» CHALLENGE
Gather all lines from the material that contain "Daily".

▬▬▬▬▬▬▬▬▬▬

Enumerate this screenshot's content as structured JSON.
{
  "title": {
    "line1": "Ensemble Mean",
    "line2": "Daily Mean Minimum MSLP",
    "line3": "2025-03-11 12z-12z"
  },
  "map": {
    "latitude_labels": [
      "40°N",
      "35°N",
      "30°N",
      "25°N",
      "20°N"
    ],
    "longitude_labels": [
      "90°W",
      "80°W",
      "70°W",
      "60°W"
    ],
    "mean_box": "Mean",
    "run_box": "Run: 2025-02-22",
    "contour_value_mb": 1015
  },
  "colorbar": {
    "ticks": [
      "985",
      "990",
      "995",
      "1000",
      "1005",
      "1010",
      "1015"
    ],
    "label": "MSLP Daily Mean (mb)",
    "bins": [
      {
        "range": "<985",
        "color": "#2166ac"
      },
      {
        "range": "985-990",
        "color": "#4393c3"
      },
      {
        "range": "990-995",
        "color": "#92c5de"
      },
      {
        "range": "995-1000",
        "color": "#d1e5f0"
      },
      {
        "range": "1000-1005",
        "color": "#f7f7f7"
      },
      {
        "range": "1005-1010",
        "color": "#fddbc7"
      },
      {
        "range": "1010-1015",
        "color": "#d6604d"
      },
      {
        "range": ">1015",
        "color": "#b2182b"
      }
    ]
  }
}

▬▬▬▬▬▬▬▬▬▬

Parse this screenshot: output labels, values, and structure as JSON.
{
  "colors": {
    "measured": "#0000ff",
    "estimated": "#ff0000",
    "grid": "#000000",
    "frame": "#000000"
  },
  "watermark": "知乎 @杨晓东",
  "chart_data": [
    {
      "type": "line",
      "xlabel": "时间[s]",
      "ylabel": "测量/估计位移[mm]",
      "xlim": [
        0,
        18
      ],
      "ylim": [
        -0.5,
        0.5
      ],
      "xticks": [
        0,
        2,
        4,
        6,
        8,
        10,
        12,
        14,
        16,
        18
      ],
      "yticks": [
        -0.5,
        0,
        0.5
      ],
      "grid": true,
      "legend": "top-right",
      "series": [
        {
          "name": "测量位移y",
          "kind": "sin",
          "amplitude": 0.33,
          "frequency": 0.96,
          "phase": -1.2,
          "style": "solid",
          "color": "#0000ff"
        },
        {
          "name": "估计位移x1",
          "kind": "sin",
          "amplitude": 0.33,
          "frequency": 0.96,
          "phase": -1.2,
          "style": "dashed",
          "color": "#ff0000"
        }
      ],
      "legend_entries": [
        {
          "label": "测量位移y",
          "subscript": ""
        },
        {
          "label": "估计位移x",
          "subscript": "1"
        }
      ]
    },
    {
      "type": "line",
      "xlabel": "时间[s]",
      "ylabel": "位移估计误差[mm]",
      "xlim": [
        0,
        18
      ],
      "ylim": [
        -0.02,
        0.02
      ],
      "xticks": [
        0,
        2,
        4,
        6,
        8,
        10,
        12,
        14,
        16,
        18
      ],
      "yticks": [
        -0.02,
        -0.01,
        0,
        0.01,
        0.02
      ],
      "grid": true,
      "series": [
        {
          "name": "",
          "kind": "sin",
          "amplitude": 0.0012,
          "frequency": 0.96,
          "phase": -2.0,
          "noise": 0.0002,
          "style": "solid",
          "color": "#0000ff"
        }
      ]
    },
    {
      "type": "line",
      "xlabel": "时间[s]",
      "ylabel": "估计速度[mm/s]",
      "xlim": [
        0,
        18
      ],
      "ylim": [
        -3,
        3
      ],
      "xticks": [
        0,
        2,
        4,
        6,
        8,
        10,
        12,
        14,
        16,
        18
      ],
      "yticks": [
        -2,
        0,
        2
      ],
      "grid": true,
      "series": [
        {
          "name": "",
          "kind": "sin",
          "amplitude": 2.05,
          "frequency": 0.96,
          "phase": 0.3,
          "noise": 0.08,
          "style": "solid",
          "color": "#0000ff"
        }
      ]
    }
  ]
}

▬▬▬▬▬▬▬▬▬▬

» TASK OUTPUT
    "line2": "Daily Mean Minimum MSLP",
    "label": "MSLP Daily Mean (mb)",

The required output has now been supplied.